▶ [EXERCISE DIRECTIONS] Reproduce the complete listing without any deviation.

◆ ◆ ◆

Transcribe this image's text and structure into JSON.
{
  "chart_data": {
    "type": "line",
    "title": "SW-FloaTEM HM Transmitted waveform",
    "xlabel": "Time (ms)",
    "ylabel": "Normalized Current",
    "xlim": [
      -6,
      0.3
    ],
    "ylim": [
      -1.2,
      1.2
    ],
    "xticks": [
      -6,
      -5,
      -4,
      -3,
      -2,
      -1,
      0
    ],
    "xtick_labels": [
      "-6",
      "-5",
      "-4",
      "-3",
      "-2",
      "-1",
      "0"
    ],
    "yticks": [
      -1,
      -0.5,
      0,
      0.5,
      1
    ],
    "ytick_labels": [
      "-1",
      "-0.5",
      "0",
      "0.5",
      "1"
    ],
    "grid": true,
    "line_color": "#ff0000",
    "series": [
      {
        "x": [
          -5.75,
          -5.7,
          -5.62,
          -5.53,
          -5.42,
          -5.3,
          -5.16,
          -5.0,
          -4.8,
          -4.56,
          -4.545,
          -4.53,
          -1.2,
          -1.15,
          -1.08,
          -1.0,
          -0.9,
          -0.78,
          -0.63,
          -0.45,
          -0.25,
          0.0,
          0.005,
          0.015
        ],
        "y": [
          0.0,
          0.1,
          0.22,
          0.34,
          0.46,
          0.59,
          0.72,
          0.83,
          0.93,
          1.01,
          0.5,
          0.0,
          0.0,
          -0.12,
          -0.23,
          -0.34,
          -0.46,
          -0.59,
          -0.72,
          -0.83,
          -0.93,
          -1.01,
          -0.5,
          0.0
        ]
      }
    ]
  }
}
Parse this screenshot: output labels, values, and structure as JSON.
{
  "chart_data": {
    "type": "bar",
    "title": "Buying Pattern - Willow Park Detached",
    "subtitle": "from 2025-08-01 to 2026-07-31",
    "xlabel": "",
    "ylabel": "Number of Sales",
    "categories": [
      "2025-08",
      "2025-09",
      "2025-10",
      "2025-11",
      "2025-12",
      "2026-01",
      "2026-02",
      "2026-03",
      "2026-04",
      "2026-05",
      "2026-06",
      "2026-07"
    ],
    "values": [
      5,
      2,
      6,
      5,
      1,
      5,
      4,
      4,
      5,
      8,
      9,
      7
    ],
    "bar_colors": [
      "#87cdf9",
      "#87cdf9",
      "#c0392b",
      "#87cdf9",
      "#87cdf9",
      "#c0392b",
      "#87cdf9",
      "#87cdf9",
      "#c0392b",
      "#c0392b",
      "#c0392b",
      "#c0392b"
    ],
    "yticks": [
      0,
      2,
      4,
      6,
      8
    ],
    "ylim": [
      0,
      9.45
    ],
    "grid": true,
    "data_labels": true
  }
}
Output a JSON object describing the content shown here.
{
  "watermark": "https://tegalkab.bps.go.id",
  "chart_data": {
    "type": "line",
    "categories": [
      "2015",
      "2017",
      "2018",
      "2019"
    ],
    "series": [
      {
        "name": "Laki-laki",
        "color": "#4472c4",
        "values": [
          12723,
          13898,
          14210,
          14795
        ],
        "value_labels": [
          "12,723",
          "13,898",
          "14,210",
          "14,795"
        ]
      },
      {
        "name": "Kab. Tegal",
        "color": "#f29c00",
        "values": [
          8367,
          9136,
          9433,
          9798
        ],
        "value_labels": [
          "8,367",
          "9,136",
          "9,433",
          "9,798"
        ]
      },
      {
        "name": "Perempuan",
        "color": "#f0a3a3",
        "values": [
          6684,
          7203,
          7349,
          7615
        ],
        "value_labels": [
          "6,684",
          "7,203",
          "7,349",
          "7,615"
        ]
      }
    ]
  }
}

◆ ◆ ◆

▶ [SOLUTION BELOW]
Transcribe this image's text and structure into JSON.
{
  "chart_data": {
    "type": "line",
    "title": "SW-FloaTEM HM Transmitted waveform",
    "xlabel": "Time (ms)",
    "ylabel": "Normalized Current",
    "xlim": [
      -6,
      0.3
    ],
    "ylim": [
      -1.2,
      1.2
    ],
    "xticks": [
      -6,
      -5,
      -4,
      -3,
      -2,
      -1,
      0
    ],
    "xtick_labels": [
      "-6",
      "-5",
      "-4",
      "-3",
      "-2",
      "-1",
      "0"
    ],
    "yticks": [
      -1,
      -0.5,
      0,
      0.5,
      1
    ],
    "ytick_labels": [
      "-1",
      "-0.5",
      "0",
      "0.5",
      "1"
    ],
    "grid": true,
    "line_color": "#ff0000",
    "series": [
      {
        "x": [
          -5.75,
          -5.7,
          -5.62,
          -5.53,
          -5.42,
          -5.3,
          -5.16,
          -5.0,
          -4.8,
          -4.56,
          -4.545,
          -4.53,
          -1.2,
          -1.15,
          -1.08,
          -1.0,
          -0.9,
          -0.78,
          -0.63,
          -0.45,
          -0.25,
          0.0,
          0.005,
          0.015
        ],
        "y": [
          0.0,
          0.1,
          0.22,
          0.34,
          0.46,
          0.59,
          0.72,
          0.83,
          0.93,
          1.01,
          0.5,
          0.0,
          0.0,
          -0.12,
          -0.23,
          -0.34,
          -0.46,
          -0.59,
          -0.72,
          -0.83,
          -0.93,
          -1.01,
          -0.5,
          0.0
        ]
      }
    ]
  }
}
Parse this screenshot: output labels, values, and structure as JSON.
{
  "chart_data": {
    "type": "bar",
    "title": "Buying Pattern - Willow Park Detached",
    "subtitle": "from 2025-08-01 to 2026-07-31",
    "xlabel": "",
    "ylabel": "Number of Sales",
    "categories": [
      "2025-08",
      "2025-09",
      "2025-10",
      "2025-11",
      "2025-12",
      "2026-01",
      "2026-02",
      "2026-03",
      "2026-04",
      "2026-05",
      "2026-06",
      "2026-07"
    ],
    "values": [
      5,
      2,
      6,
      5,
      1,
      5,
      4,
      4,
      5,
      8,
      9,
      7
    ],
    "bar_colors": [
      "#87cdf9",
      "#87cdf9",
      "#c0392b",
      "#87cdf9",
      "#87cdf9",
      "#c0392b",
      "#87cdf9",
      "#87cdf9",
      "#c0392b",
      "#c0392b",
      "#c0392b",
      "#c0392b"
    ],
    "yticks": [
      0,
      2,
      4,
      6,
      8
    ],
    "ylim": [
      0,
      9.45
    ],
    "grid": true,
    "data_labels": true
  }
}
Output a JSON object describing the content shown here.
{
  "watermark": "https://tegalkab.bps.go.id",
  "chart_data": {
    "type": "line",
    "categories": [
      "2015",
      "2017",
      "2018",
      "2019"
    ],
    "series": [
      {
        "name": "Laki-laki",
        "color": "#4472c4",
        "values": [
          12723,
          13898,
          14210,
          14795
        ],
        "value_labels": [
          "12,723",
          "13,898",
          "14,210",
          "14,795"
        ]
      },
      {
        "name": "Kab. Tegal",
        "color": "#f29c00",
        "values": [
          8367,
          9136,
          9433,
          9798
        ],
        "value_labels": [
          "8,367",
          "9,136",
          "9,433",
          "9,798"
        ]
      },
      {
        "name": "Perempuan",
        "color": "#f0a3a3",
        "values": [
          6684,
          7203,
          7349,
          7615
        ],
        "value_labels": [
          "6,684",
          "7,203",
          "7,349",
          "7,615"
        ]
      }
    ]
  }
}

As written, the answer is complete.